Resume the article on background checks for healthcare workers after the UK car bomb attacks, picking up right after its final sentence.

======== TEXT PROVIDED

The charging of an Iraqi doctor in connection with the recent failed bomb attacks in the UK has caused shock the world over. 27-year-old Bilal Abdullah, working as a doctor at the Royal Alexandra Hospital in Paisley, Scotland before his arrest, was charged with conspiring to cause explosions after the failed car bomb attacks in London and Glasgow.
Two other medical staff have been charged over the incident which has understandably caused consternation in the ranks of healthcare professionals, not only in the UK but around the world. Cheryl Peterson, senior policy analyst with the American Nurses Association, believes there needs to be a new approach to background checking if a repeat of the incident is to be prevented.
“We need to look at how we can be more sophisticated [in checking people’s credentials],” she says. “How do we integrate background checks from different organisations and how do we integrate law enforcement?
“We think that it is absolutely critical [to check people’s backgrounds]. We worked hard in the mid-1990s trying to increase background checks for nurses and other healthcare workers.” In the US, background checking takes a number of forms, but as Peterson points out, the emphasis is on medical credentials rather than looking for potential terrorists.
“We review through The Commission on Graduates of Foreign Nursing Schools,’ she says. ‘We want to see whether their education is comparable to that of the US. We have a written and focused English proficiency test that they are required to pass, alongside a review of the nurse’s health licence.”
Most states require that registered foreign nurses take a predictor exam, which helps to estimate their ability to pass the national licensing exam. This has been in place since the mid- 1970s, because of the numbers of foreign educated nurses who were going to the US, failing the exam but staying on illegally.

================
======== INFORMATION

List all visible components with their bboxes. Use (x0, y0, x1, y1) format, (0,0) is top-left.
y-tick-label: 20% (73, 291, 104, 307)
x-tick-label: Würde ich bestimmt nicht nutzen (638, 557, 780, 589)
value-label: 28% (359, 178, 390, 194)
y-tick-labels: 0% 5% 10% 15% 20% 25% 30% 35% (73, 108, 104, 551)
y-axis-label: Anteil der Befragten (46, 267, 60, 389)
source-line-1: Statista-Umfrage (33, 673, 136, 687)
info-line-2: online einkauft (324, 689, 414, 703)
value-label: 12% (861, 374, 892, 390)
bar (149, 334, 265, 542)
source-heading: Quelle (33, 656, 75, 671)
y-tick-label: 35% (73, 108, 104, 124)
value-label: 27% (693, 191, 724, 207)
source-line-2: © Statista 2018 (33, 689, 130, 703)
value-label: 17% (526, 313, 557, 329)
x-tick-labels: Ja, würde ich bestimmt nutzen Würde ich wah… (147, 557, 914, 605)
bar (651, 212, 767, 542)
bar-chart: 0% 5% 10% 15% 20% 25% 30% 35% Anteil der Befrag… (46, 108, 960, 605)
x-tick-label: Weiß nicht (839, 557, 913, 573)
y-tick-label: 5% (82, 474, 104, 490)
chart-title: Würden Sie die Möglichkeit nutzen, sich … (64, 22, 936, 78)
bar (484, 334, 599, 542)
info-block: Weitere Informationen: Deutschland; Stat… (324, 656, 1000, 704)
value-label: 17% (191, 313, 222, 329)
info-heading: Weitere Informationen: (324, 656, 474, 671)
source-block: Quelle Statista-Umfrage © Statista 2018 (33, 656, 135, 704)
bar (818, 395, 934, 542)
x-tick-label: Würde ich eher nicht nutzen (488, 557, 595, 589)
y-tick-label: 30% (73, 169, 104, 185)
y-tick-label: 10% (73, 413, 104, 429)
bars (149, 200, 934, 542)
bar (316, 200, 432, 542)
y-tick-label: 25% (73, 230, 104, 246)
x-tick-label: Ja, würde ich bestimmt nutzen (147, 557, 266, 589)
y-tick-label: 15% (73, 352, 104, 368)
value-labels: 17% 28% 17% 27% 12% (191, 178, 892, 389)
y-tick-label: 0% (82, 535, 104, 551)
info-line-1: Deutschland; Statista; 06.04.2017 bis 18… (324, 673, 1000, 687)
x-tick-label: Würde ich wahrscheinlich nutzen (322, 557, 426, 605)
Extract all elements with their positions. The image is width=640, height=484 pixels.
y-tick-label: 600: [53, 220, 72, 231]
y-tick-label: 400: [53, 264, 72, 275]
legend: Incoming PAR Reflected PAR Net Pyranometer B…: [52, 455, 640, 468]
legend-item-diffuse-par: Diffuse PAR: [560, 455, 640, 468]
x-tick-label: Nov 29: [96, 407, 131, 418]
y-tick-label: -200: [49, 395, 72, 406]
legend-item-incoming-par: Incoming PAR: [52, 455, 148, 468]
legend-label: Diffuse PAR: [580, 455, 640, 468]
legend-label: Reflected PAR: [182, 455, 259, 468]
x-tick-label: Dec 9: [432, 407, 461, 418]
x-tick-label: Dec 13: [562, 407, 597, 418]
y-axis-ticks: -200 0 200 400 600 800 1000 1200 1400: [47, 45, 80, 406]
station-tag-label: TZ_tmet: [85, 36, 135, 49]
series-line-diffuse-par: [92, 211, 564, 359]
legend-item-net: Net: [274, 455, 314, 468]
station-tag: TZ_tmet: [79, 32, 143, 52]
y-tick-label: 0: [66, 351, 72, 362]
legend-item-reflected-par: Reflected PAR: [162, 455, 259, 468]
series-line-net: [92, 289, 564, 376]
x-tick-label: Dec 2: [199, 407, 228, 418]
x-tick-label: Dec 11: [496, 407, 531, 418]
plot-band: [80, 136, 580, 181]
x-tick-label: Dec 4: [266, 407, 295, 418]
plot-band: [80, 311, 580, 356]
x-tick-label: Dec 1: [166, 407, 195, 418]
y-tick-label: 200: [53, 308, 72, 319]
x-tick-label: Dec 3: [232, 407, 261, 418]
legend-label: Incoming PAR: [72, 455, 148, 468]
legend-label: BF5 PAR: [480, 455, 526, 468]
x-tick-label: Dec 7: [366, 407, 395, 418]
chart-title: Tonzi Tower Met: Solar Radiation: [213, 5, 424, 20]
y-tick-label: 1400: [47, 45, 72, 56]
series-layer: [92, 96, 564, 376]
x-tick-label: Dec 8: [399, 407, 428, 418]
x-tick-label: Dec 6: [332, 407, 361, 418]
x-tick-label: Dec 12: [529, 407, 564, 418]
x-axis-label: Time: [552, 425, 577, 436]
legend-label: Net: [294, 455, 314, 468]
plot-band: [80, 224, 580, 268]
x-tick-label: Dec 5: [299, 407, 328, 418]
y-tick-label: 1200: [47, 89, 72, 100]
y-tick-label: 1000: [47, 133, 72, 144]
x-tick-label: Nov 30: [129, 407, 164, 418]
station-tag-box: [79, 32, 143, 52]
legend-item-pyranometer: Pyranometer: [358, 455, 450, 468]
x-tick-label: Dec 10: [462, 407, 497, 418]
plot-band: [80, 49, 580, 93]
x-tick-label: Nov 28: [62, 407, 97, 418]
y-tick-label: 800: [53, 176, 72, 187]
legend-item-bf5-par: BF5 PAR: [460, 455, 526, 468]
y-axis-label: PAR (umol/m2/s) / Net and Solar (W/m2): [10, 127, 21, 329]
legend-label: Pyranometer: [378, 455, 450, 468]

================

### REPLY TO THE EXERCISE
Peterson emphasises that, while the checking of medical credentials is in good shape, state and national authorities in the US may need to look at new ways to check applicants’ backgrounds. In particular, she highlights the division of power and responsibility in the US healthcare system as a potential stumbling block.
“I think that the way we review professional skills is in pretty good shape,” she says. “Where we have problems is due to the actual background check on criminal records being carried out by the state boards of nursing. There may not be as much uniformity as we would like to see among the states, in the extent to which they do background checks.
“Recent work has been done by the National Council of State Boards. It has given guidance to states on how to improve background checks, but there is variability that could be cleaned up. I think that partly as a result of recent events in the UK, the states are all going to be looking at their security processes.”
HOW MANY FOREIGN WORKERS?
The problem may be exacerbated by the fact that it is difficult for the American Nurses Association to know exactly how many foreign nurses are operating inside the US. Peterson says: “It’s hard to know about how many foreign workers are employed in healthcare in the US. We have a hard time getting that information out of the federal government.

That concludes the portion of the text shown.